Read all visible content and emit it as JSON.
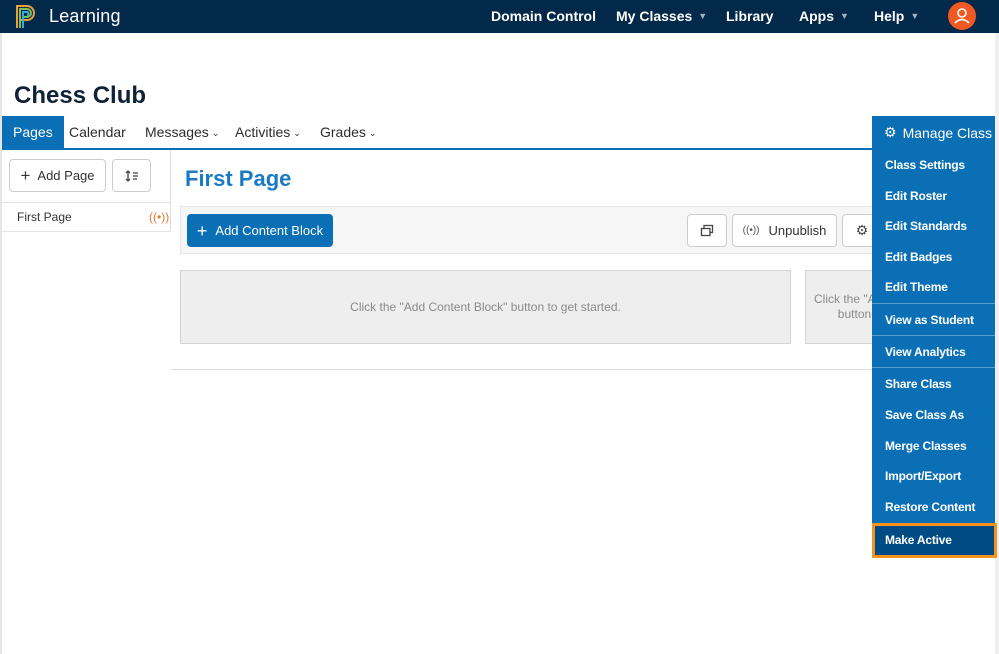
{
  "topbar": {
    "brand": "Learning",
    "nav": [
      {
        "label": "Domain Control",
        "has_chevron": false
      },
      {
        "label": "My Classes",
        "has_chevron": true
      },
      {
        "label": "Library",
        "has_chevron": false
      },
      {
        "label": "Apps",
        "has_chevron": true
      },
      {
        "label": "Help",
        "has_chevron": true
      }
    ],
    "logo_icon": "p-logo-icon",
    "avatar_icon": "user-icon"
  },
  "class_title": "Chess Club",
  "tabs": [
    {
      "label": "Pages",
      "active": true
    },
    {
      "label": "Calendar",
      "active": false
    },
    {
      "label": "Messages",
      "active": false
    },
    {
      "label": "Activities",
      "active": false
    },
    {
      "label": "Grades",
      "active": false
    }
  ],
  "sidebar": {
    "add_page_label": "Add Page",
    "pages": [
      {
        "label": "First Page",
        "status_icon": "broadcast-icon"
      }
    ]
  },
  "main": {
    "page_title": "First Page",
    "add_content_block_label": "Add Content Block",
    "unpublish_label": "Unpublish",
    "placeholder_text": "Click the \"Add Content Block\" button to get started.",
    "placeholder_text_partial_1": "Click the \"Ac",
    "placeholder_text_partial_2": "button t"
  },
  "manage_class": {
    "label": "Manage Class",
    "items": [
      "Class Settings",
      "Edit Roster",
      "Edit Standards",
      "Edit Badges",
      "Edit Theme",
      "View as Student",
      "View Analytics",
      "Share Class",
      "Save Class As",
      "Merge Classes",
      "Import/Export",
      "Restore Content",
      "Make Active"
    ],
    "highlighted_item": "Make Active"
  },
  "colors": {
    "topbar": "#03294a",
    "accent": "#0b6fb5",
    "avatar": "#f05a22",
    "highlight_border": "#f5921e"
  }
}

============

# WHAT YOU WILL DO
Output the lines above in full and exactly as given, omitting any pictures.

# EXERCISE RESULT
Read all visible content and emit it as JSON.
{
  "topbar": {
    "brand": "Learning",
    "nav": [
      {
        "label": "Domain Control",
        "has_chevron": false
      },
      {
        "label": "My Classes",
        "has_chevron": true
      },
      {
        "label": "Library",
        "has_chevron": false
      },
      {
        "label": "Apps",
        "has_chevron": true
      },
      {
        "label": "Help",
        "has_chevron": true
      }
    ],
    "logo_icon": "p-logo-icon",
    "avatar_icon": "user-icon"
  },
  "class_title": "Chess Club",
  "tabs": [
    {
      "label": "Pages",
      "active": true
    },
    {
      "label": "Calendar",
      "active": false
    },
    {
      "label": "Messages",
      "active": false
    },
    {
      "label": "Activities",
      "active": false
    },
    {
      "label": "Grades",
      "active": false
    }
  ],
  "sidebar": {
    "add_page_label": "Add Page",
    "pages": [
      {
        "label": "First Page",
        "status_icon": "broadcast-icon"
      }
    ]
  },
  "main": {
    "page_title": "First Page",
    "add_content_block_label": "Add Content Block",
    "unpublish_label": "Unpublish",
    "placeholder_text": "Click the \"Add Content Block\" button to get started.",
    "placeholder_text_partial_1": "Click the \"Ac",
    "placeholder_text_partial_2": "button t"
  },
  "manage_class": {
    "label": "Manage Class",
    "items": [
      "Class Settings",
      "Edit Roster",
      "Edit Standards",
      "Edit Badges",
      "Edit Theme",
      "View as Student",
      "View Analytics",
      "Share Class",
      "Save Class As",
      "Merge Classes",
      "Import/Export",
      "Restore Content",
      "Make Active"
    ],
    "highlighted_item": "Make Active"
  },
  "colors": {
    "topbar": "#03294a",
    "accent": "#0b6fb5",
    "avatar": "#f05a22",
    "highlight_border": "#f5921e"
  }
}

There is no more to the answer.